Task to complete: Check each line of the material below for the string "name", then report how many lines have it, and nothing else.

(Figure data in JSON)
▼

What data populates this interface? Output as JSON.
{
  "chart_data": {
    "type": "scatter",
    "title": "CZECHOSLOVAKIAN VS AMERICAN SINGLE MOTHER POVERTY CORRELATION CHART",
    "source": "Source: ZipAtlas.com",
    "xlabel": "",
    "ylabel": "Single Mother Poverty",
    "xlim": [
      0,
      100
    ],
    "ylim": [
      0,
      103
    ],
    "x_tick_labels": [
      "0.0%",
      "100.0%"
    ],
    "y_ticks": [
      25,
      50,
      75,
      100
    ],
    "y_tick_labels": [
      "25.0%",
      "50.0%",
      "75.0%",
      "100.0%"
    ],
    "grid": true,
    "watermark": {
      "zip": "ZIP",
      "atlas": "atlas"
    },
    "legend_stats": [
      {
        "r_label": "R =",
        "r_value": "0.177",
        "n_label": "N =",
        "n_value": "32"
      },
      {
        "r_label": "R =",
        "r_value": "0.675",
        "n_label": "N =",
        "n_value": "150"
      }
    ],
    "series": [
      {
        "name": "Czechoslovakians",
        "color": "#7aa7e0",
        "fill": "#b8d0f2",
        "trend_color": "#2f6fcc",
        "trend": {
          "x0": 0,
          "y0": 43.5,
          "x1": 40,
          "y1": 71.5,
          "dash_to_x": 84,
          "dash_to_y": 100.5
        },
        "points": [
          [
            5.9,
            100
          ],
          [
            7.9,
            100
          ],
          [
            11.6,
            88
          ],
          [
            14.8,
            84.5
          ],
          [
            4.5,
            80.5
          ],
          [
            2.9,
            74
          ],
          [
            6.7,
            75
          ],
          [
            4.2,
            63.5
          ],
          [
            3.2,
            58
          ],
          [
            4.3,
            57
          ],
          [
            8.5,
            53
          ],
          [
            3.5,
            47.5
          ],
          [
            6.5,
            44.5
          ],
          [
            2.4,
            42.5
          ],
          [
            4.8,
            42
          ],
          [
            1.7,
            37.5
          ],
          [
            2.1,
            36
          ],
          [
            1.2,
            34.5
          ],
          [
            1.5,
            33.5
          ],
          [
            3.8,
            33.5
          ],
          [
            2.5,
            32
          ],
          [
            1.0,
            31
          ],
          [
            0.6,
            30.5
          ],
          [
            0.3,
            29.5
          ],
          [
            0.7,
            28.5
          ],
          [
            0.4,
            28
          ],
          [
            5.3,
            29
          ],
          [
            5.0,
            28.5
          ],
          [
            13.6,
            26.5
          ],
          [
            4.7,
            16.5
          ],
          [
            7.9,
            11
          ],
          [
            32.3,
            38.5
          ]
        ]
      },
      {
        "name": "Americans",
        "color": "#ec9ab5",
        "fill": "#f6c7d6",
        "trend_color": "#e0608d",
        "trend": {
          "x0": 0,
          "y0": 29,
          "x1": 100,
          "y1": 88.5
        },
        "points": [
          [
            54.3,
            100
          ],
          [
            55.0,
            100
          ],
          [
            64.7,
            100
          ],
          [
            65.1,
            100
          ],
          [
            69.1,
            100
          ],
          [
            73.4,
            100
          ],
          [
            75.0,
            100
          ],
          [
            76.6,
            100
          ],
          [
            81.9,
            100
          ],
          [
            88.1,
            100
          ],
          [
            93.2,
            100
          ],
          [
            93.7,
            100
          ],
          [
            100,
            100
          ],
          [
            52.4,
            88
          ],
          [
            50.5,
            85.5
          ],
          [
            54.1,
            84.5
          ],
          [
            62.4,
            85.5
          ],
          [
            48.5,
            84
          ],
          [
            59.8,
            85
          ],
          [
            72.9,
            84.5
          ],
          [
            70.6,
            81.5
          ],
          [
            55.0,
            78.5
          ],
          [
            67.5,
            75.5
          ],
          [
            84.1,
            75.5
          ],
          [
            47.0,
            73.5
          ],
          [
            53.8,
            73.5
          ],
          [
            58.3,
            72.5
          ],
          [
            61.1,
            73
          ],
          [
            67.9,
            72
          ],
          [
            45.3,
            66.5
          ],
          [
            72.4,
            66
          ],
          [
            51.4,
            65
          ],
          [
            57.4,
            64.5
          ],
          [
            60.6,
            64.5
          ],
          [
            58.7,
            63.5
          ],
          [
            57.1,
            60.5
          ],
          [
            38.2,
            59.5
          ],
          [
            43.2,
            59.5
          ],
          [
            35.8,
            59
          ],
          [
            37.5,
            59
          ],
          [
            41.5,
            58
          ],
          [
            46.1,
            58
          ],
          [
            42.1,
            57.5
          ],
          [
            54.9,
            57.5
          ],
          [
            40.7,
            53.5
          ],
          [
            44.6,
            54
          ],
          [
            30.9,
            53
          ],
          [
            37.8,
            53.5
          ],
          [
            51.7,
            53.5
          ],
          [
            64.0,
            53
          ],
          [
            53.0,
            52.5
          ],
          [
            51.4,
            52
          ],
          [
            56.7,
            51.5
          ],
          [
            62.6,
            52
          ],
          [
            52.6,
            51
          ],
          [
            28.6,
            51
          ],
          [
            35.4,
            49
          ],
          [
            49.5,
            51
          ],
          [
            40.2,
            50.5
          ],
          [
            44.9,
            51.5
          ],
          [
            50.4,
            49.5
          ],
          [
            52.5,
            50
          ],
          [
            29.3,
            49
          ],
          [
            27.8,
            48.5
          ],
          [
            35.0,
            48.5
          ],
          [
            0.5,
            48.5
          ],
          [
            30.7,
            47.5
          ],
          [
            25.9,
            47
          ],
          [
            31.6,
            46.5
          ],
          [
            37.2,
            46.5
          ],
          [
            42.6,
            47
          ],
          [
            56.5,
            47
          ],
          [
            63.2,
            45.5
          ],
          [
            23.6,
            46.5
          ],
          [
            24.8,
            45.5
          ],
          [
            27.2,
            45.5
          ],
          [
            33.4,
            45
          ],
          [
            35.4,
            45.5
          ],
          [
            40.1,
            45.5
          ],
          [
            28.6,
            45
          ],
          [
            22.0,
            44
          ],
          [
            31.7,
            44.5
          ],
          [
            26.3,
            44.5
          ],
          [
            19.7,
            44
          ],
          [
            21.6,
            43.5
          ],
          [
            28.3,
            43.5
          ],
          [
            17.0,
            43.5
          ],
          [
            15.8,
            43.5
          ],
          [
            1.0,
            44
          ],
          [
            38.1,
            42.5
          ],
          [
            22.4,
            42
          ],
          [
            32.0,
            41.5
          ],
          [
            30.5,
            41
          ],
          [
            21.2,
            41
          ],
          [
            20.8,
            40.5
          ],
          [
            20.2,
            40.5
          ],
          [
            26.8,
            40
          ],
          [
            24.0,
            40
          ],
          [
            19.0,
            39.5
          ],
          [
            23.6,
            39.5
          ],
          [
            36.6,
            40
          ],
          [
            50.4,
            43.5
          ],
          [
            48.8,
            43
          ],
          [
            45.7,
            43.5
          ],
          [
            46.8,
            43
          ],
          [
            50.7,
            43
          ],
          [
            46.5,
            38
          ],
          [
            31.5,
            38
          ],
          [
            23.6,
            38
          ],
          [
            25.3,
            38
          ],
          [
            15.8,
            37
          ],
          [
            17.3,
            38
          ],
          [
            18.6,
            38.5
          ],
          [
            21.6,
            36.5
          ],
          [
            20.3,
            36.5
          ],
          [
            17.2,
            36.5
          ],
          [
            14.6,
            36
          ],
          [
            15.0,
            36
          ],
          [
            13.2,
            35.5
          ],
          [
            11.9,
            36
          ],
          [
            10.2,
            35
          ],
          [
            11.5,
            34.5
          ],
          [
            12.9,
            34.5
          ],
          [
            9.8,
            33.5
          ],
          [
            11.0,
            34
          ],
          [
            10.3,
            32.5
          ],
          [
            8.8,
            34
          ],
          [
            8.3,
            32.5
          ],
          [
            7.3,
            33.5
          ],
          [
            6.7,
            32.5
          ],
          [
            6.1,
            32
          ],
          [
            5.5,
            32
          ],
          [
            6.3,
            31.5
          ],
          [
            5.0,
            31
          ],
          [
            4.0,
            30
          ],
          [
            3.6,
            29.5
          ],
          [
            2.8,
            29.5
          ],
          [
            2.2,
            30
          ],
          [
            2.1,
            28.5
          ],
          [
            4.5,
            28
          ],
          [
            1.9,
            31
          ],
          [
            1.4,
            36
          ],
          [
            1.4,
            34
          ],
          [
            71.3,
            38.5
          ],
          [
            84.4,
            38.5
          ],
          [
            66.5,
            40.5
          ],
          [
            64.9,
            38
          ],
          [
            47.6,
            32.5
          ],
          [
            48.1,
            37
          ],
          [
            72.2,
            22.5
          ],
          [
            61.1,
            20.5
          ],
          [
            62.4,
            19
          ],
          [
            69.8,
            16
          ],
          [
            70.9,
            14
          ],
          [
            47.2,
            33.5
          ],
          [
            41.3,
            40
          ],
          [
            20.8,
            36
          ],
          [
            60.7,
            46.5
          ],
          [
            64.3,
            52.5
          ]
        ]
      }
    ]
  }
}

▲

Worked solution: 2